## Directive
Extract every line of the records that contains the string "amount", and reproduce each one in full.

## Records for processing

▬▬▬▬▬▬

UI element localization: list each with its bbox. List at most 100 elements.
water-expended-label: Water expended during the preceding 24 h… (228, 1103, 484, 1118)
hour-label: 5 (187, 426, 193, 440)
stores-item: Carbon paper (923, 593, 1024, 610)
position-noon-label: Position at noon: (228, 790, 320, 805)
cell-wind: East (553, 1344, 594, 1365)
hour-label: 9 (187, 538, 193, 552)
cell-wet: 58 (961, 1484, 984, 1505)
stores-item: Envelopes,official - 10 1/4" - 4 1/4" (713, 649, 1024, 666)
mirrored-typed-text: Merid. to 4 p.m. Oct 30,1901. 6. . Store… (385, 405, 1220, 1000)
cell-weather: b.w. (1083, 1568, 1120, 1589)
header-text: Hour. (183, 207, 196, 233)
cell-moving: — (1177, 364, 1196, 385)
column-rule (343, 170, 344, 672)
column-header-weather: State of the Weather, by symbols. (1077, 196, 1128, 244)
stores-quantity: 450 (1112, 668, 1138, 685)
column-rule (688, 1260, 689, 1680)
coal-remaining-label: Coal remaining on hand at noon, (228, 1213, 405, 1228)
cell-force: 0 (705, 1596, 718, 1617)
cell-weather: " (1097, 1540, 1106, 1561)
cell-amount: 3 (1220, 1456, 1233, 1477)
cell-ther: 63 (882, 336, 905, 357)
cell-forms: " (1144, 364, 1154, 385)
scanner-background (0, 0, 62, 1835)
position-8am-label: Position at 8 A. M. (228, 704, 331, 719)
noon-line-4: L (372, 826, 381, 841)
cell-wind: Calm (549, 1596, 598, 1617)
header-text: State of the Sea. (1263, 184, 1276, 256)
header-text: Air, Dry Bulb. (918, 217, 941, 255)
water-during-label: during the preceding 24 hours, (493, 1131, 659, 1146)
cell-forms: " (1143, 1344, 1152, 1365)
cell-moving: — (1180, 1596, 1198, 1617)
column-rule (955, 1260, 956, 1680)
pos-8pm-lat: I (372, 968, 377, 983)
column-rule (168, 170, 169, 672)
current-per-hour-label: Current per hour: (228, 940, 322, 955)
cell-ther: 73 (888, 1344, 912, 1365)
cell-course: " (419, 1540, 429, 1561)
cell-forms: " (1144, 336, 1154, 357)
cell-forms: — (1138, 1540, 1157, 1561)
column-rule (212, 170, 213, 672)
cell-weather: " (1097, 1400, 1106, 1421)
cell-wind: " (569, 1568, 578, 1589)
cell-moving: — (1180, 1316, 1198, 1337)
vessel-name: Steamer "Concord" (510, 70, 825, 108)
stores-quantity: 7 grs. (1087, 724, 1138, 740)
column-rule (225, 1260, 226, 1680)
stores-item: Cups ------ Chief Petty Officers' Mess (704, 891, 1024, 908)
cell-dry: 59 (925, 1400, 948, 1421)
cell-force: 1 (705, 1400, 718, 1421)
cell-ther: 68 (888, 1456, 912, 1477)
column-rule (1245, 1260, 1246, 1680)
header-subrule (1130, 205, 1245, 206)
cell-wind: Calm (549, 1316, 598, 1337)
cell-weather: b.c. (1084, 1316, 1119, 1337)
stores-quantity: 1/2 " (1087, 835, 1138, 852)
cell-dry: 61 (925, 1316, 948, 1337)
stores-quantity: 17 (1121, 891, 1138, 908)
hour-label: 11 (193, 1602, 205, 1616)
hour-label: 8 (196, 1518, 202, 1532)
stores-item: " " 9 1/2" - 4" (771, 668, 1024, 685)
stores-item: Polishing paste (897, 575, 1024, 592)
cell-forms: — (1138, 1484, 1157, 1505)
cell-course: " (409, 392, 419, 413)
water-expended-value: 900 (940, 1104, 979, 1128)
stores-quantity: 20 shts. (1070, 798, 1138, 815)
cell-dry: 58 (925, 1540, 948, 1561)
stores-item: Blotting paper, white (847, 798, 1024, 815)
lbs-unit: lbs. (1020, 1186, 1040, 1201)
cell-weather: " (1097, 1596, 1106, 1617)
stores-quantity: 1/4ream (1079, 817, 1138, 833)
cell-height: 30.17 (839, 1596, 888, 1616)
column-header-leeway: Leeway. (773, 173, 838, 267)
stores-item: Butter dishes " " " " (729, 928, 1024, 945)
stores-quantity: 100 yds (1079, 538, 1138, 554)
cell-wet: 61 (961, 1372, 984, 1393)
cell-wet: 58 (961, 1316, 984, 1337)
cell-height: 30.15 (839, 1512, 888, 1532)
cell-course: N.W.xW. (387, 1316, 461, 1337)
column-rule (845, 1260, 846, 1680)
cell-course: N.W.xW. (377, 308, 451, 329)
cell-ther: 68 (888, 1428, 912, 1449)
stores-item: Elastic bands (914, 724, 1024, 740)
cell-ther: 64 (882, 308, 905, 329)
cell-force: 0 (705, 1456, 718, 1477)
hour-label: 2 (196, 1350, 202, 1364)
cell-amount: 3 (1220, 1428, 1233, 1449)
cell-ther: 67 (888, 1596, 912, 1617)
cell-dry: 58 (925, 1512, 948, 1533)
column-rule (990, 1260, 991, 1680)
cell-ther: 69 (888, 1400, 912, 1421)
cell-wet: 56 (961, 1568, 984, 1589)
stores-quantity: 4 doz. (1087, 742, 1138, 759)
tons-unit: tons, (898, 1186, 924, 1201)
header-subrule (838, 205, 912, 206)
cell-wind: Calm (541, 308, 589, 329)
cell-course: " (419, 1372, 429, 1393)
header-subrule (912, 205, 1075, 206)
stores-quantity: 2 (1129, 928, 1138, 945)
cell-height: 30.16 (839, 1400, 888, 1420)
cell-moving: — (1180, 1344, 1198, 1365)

▬▬▬▬▬▬

## Complete answer
cell-amount: 3 (1220, 1456, 1233, 1477)
cell-amount: 3 (1220, 1428, 1233, 1449)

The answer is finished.